== MATERIAL FOR THE TASK ==

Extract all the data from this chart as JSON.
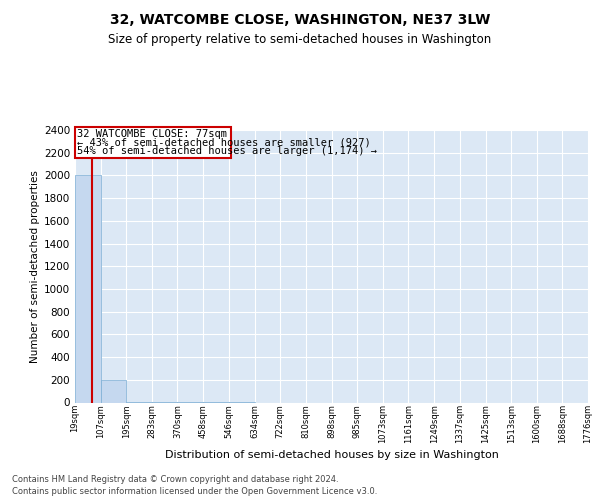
{
  "title": "32, WATCOMBE CLOSE, WASHINGTON, NE37 3LW",
  "subtitle": "Size of property relative to semi-detached houses in Washington",
  "xlabel": "Distribution of semi-detached houses by size in Washington",
  "ylabel": "Number of semi-detached properties",
  "property_size": 77,
  "property_label": "32 WATCOMBE CLOSE: 77sqm",
  "annotation_line1": "← 43% of semi-detached houses are smaller (927)",
  "annotation_line2": "54% of semi-detached houses are larger (1,174) →",
  "footer_line1": "Contains HM Land Registry data © Crown copyright and database right 2024.",
  "footer_line2": "Contains public sector information licensed under the Open Government Licence v3.0.",
  "bar_color": "#c5d8ef",
  "bar_edge_color": "#7badd4",
  "vline_color": "#cc0000",
  "annotation_box_color": "#cc0000",
  "bg_color": "#dce8f5",
  "ylim": [
    0,
    2400
  ],
  "bin_edges": [
    19,
    107,
    195,
    283,
    370,
    458,
    546,
    634,
    722,
    810,
    898,
    985,
    1073,
    1161,
    1249,
    1337,
    1425,
    1513,
    1600,
    1688,
    1776
  ],
  "bin_labels": [
    "19sqm",
    "107sqm",
    "195sqm",
    "283sqm",
    "370sqm",
    "458sqm",
    "546sqm",
    "634sqm",
    "722sqm",
    "810sqm",
    "898sqm",
    "985sqm",
    "1073sqm",
    "1161sqm",
    "1249sqm",
    "1337sqm",
    "1425sqm",
    "1513sqm",
    "1600sqm",
    "1688sqm",
    "1776sqm"
  ],
  "bar_heights": [
    2000,
    200,
    5,
    2,
    1,
    1,
    1,
    0,
    0,
    0,
    0,
    0,
    0,
    0,
    0,
    0,
    0,
    0,
    0,
    0
  ]
}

===

WRITTEN EXERCISE: Can you repeat every record above exactly, apart from the pictures?

REPLY TO THE EXERCISE:
Extract all the data from this chart as JSON.
{
  "title": "32, WATCOMBE CLOSE, WASHINGTON, NE37 3LW",
  "subtitle": "Size of property relative to semi-detached houses in Washington",
  "xlabel": "Distribution of semi-detached houses by size in Washington",
  "ylabel": "Number of semi-detached properties",
  "property_size": 77,
  "property_label": "32 WATCOMBE CLOSE: 77sqm",
  "annotation_line1": "← 43% of semi-detached houses are smaller (927)",
  "annotation_line2": "54% of semi-detached houses are larger (1,174) →",
  "footer_line1": "Contains HM Land Registry data © Crown copyright and database right 2024.",
  "footer_line2": "Contains public sector information licensed under the Open Government Licence v3.0.",
  "bar_color": "#c5d8ef",
  "bar_edge_color": "#7badd4",
  "vline_color": "#cc0000",
  "annotation_box_color": "#cc0000",
  "bg_color": "#dce8f5",
  "ylim": [
    0,
    2400
  ],
  "bin_edges": [
    19,
    107,
    195,
    283,
    370,
    458,
    546,
    634,
    722,
    810,
    898,
    985,
    1073,
    1161,
    1249,
    1337,
    1425,
    1513,
    1600,
    1688,
    1776
  ],
  "bin_labels": [
    "19sqm",
    "107sqm",
    "195sqm",
    "283sqm",
    "370sqm",
    "458sqm",
    "546sqm",
    "634sqm",
    "722sqm",
    "810sqm",
    "898sqm",
    "985sqm",
    "1073sqm",
    "1161sqm",
    "1249sqm",
    "1337sqm",
    "1425sqm",
    "1513sqm",
    "1600sqm",
    "1688sqm",
    "1776sqm"
  ],
  "bar_heights": [
    2000,
    200,
    5,
    2,
    1,
    1,
    1,
    0,
    0,
    0,
    0,
    0,
    0,
    0,
    0,
    0,
    0,
    0,
    0,
    0
  ]
}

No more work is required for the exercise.